Thanks for Trumpet Winsock, Peter Tattam.

Do you remember connecting to the Internet in 1994 or 1995?

Those of you do probably remember Trumpet Winsock. That little blue-and-gold icon turned your modem from a BBS-ringing machine into an Internet-connecting machine.

What you probably didn’t know is that the author of Trumpet Winsock — Peter Tattam from Tasmania, Australia — didn’t see much money for his efforts. Millions of copies were distributed by ISPs and on magazine covers, but only a fraction of those copies were ever paid for.

Peter’s little program enabled millions of people to get online for the first time ever, right when the web was in its infancy. It made ISPs possible for the vast majority of users running Windows. In short, Peter is an unsung hero of the web revolution.

Well he missed out on the fame and riches. But you can do your part to reward Peter for his efforts. It’s simple.

Choose how much you want to pay for that copy you got off a CD, off a friend, off your ISP. Some numbers to consider: Trumpet Winsock cost USD $25 back in 1993, or about $38 in today’s dollars.

Go on. Reward a guy who deserves our thanks for helping to open up the internet to the masses.

Update 9 March 2011

  1. As a thankyou to donors, Peter has elected to issue a general amnesty for all individuals who used unlicensed copies of Trumpet Winsock.
  2. As of this afternoon, more than 200 people have donated.
  3. Do you work for or own an internet firm that is not an ISP? Consider encouraging your company to make a corporate donation. These will be written up on the Donors page.

● **DATASET EXTRACT**:
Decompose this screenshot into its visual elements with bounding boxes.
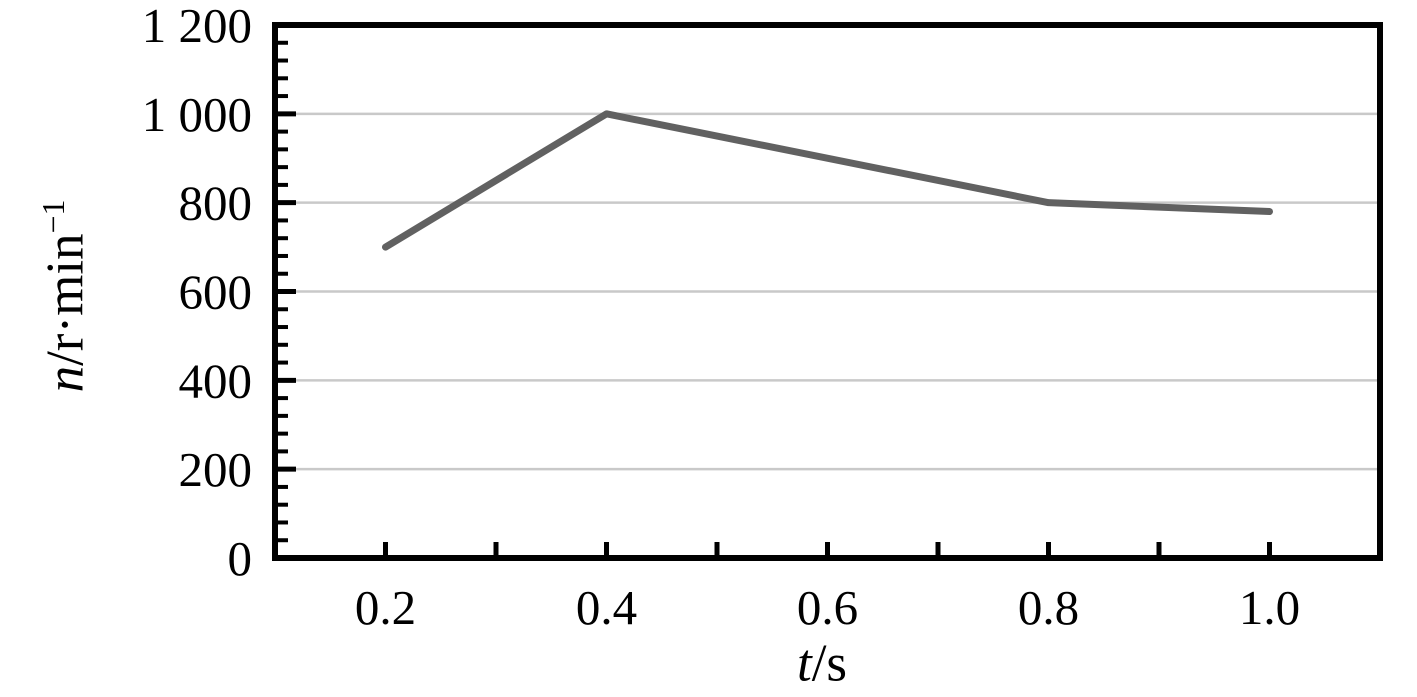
- y-tick-label: 400: [179, 353, 253, 408]
- y-axis-variable: n: [36, 365, 95, 393]
- y-axis-exponent: −1: [35, 199, 71, 234]
- data-line: [382, 110, 1273, 251]
- plot-frame: [272, 22, 1383, 561]
- x-axis-title: t/s: [796, 634, 848, 693]
- y-tick-label: 1 000: [142, 87, 252, 142]
- y-tick-label: 0: [228, 531, 253, 586]
- x-tick-label: 0.6: [797, 580, 858, 635]
- x-tick-label: 0.4: [576, 580, 637, 635]
- y-tick-label: 800: [179, 176, 253, 231]
- x-axis-unit: /s: [811, 634, 848, 693]
- y-tick-label: 200: [179, 442, 253, 497]
- x-tick-label: 0.8: [1018, 580, 1079, 635]
- y-axis-unit: /r·min: [36, 233, 95, 366]
- x-axis-variable: t: [796, 634, 812, 693]
- y-tick-label: 600: [179, 265, 253, 320]
- y-tick-label: 1 200: [142, 0, 252, 53]
- x-tick-label: 1.0: [1239, 580, 1300, 635]
- x-tick-label: 0.2: [355, 580, 416, 635]
- y-axis-title: n/r·min−1: [36, 200, 95, 393]
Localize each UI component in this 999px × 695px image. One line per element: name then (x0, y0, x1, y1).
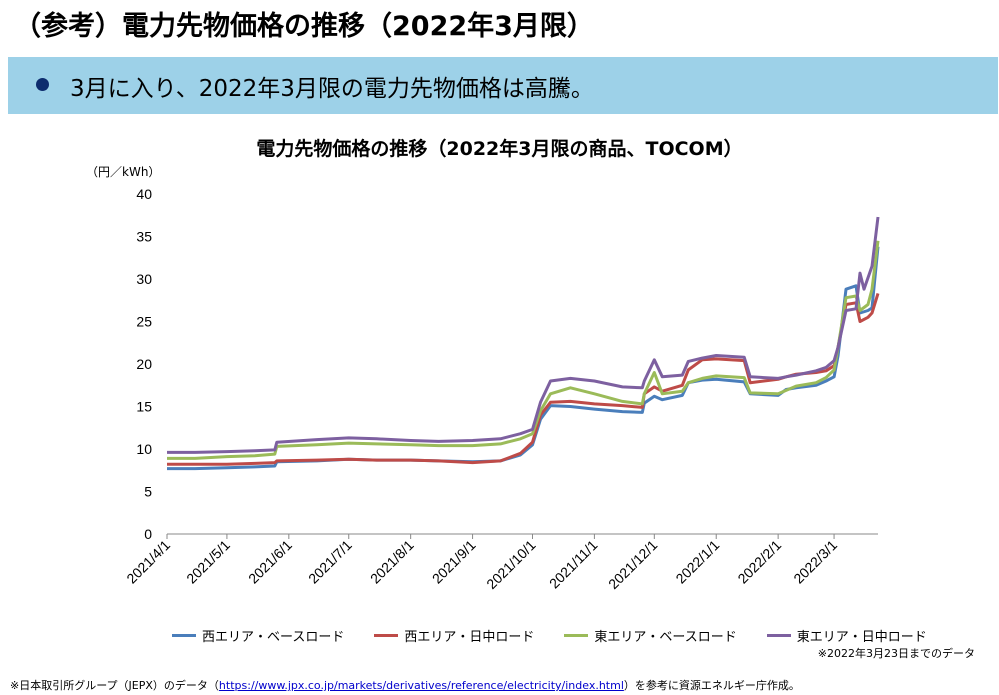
y-tick-label: 10 (136, 441, 152, 457)
legend-swatch (766, 634, 791, 637)
y-tick-label: 0 (144, 526, 152, 542)
series-layer (167, 216, 880, 471)
axis-layer: 0 5 10 15 20 25 30 35 40 2021/4/1 2021/5/1 2021/6/1… (123, 186, 878, 592)
chart-title: 電力先物価格の推移（2022年3月限の商品、TOCOM） (256, 138, 743, 160)
x-tick-label: 2021/6/1 (245, 537, 295, 587)
banner-text: 3月に入り、2022年3月限の電力先物価格は高騰。 (70, 76, 594, 102)
source-prefix: ※日本取引所グループ（JEPX）のデータ（ (10, 679, 219, 692)
x-tick-label: 2022/1/1 (672, 537, 722, 587)
y-tick-label: 5 (144, 484, 152, 500)
y-tick-label: 20 (136, 356, 152, 372)
series-line (167, 246, 880, 471)
source-note: ※日本取引所グループ（JEPX）のデータ（https://www.jpx.co.… (10, 677, 800, 693)
legend-item: 東エリア・ベースロード (564, 626, 737, 645)
x-tick-label: 2021/10/1 (483, 537, 539, 593)
x-tick-label: 2022/3/1 (790, 537, 840, 587)
legend-item: 西エリア・ベースロード (172, 626, 344, 645)
series-line (167, 216, 880, 454)
x-tick-label: 2022/2/1 (734, 537, 784, 587)
summary-banner: 3月に入り、2022年3月限の電力先物価格は高騰。 (8, 57, 998, 114)
legend-swatch (374, 634, 399, 637)
legend-item: 東エリア・日中ロード (766, 626, 927, 645)
page-title: （参考）電力先物価格の推移（2022年3月限） (14, 11, 594, 42)
y-tick-label: 35 (136, 229, 152, 245)
data-note: ※2022年3月23日までのデータ (817, 647, 975, 660)
y-tick-label: 30 (136, 271, 152, 287)
chart-legend: 西エリア・ベースロード 西エリア・日中ロード 東エリア・ベースロード 東エリア・日中ロ… (172, 626, 927, 645)
legend-label: 東エリア・日中ロード (796, 630, 927, 645)
legend-label: 東エリア・ベースロード (594, 630, 737, 645)
x-tick-label: 2021/12/1 (605, 537, 661, 593)
y-tick-label: 15 (136, 399, 152, 415)
legend-item: 西エリア・日中ロード (374, 626, 534, 645)
legend-label: 西エリア・日中ロード (404, 630, 535, 645)
y-axis-unit-label: （円／kWh） (86, 165, 161, 179)
x-tick-label: 2021/4/1 (123, 537, 173, 587)
legend-swatch (172, 634, 196, 637)
y-tick-label: 40 (136, 186, 152, 202)
x-tick-label: 2021/7/1 (305, 537, 355, 587)
legend-swatch (564, 634, 589, 637)
x-tick-label: 2021/9/1 (429, 537, 479, 587)
legend-label: 西エリア・ベースロード (202, 630, 345, 645)
bullet-icon (36, 78, 49, 91)
source-link[interactable]: https://www.jpx.co.jp/markets/derivative… (218, 679, 624, 692)
x-tick-label: 2021/8/1 (367, 537, 417, 587)
x-tick-label: 2021/5/1 (183, 537, 233, 587)
x-tick-label: 2021/11/1 (546, 537, 601, 592)
series-line (167, 240, 880, 460)
source-suffix: ）を参考に資源エネルギー庁作成。 (623, 679, 800, 692)
y-tick-label: 25 (136, 314, 152, 330)
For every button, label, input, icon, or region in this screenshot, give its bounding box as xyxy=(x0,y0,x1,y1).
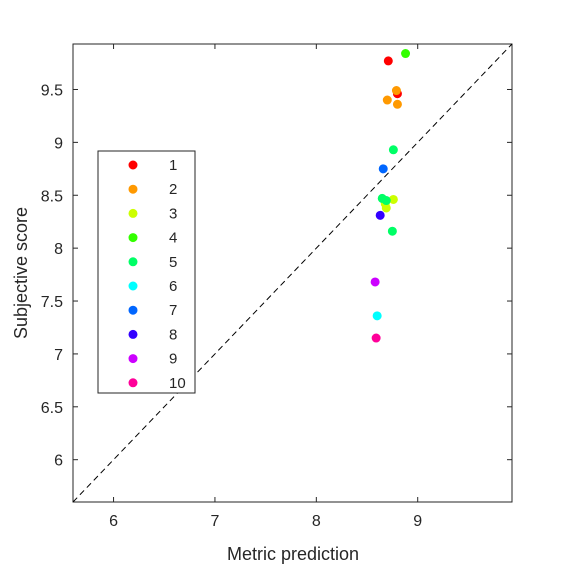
legend-item-7: 7 xyxy=(128,302,177,319)
data-point xyxy=(401,49,411,59)
x-tick-label: 7 xyxy=(210,513,219,530)
legend-marker xyxy=(128,378,138,388)
legend-marker xyxy=(128,281,138,291)
series-4 xyxy=(401,49,411,59)
data-point xyxy=(378,164,388,174)
legend-item-5: 5 xyxy=(128,254,177,271)
legend-item-2: 2 xyxy=(128,181,177,198)
legend-label: 7 xyxy=(169,302,177,319)
legend-marker xyxy=(128,160,138,170)
data-point xyxy=(381,196,391,206)
data-point xyxy=(388,145,398,155)
legend-marker xyxy=(128,305,138,315)
y-tick-label: 9 xyxy=(54,135,63,152)
data-point xyxy=(383,56,393,66)
data-point xyxy=(375,210,385,220)
legend-item-3: 3 xyxy=(128,205,177,222)
x-tick-label: 6 xyxy=(109,513,118,530)
legend-label: 5 xyxy=(169,254,177,271)
y-axis-title: Subjective score xyxy=(11,207,31,339)
legend-box xyxy=(97,150,196,394)
legend-label: 3 xyxy=(169,205,177,222)
x-axis-title: Metric prediction xyxy=(227,544,359,564)
series-2 xyxy=(382,86,402,109)
legend-marker xyxy=(128,257,138,267)
data-point xyxy=(381,203,391,213)
legend-marker xyxy=(128,208,138,218)
legend-label: 6 xyxy=(169,278,177,295)
legend-item-8: 8 xyxy=(128,326,177,343)
series-7 xyxy=(378,164,388,174)
legend-item-4: 4 xyxy=(128,230,177,247)
legend-marker xyxy=(128,354,138,364)
legend-label: 8 xyxy=(169,326,177,343)
legend-marker xyxy=(128,233,138,243)
legend-marker xyxy=(128,184,138,194)
y-tick-label: 8.5 xyxy=(41,188,63,205)
y-tick-label: 7 xyxy=(54,347,63,364)
y-tick-label: 8 xyxy=(54,241,63,258)
legend-label: 1 xyxy=(169,157,177,174)
x-tick-label: 9 xyxy=(413,513,422,530)
y-tick-label: 6.5 xyxy=(41,400,63,417)
series-5 xyxy=(377,145,398,236)
x-tick-label: 8 xyxy=(312,513,321,530)
data-point xyxy=(370,277,380,287)
series-6 xyxy=(372,311,382,321)
data-point xyxy=(391,86,401,96)
legend-marker xyxy=(128,329,138,339)
series-9 xyxy=(370,277,380,287)
legend-item-6: 6 xyxy=(128,278,177,295)
data-point xyxy=(387,226,397,236)
y-tick-label: 7.5 xyxy=(41,294,63,311)
data-point xyxy=(382,95,392,105)
y-axis: 6 6.5 7 7.5 8 8.5 9 9.5 xyxy=(41,82,512,470)
data-point xyxy=(371,333,381,343)
series-10 xyxy=(371,333,381,343)
x-axis: 6 7 8 9 xyxy=(109,44,422,530)
y-tick-label: 6 xyxy=(54,453,63,470)
data-point xyxy=(392,99,402,109)
legend-item-1: 1 xyxy=(128,157,177,174)
data-point xyxy=(372,311,382,321)
legend-label: 4 xyxy=(169,230,177,247)
legend-label: 10 xyxy=(169,375,186,392)
y-tick-label: 9.5 xyxy=(41,82,63,99)
legend-label: 9 xyxy=(169,351,177,368)
legend-item-9: 9 xyxy=(128,351,177,368)
series-8 xyxy=(375,210,385,220)
reference-line xyxy=(72,43,513,503)
legend: 1 2 3 4 5 6 7 8 9 10 xyxy=(97,150,196,394)
legend-item-10: 10 xyxy=(128,375,186,392)
legend-label: 2 xyxy=(169,181,177,198)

● **PARTS OF THE EXERCISE**:
1) In the page thanking the author of Trumpet Winsock, what did Trumpet Winsock cost in 1993?
2) From the Trumpet Winsock page, extract word for word the passage starting at "2. As of this" and ending at "the Donors page.".

● **EXPECTED RESPONSES**:
1) USD $25, or about $38 in today's dollars.

2)
2. As of this afternoon, more than 200 people have donated.
  3. Do you work for or own an internet firm that is not an ISP? Consider encouraging your company to make a corporate donation. These will be written up on the Donors page.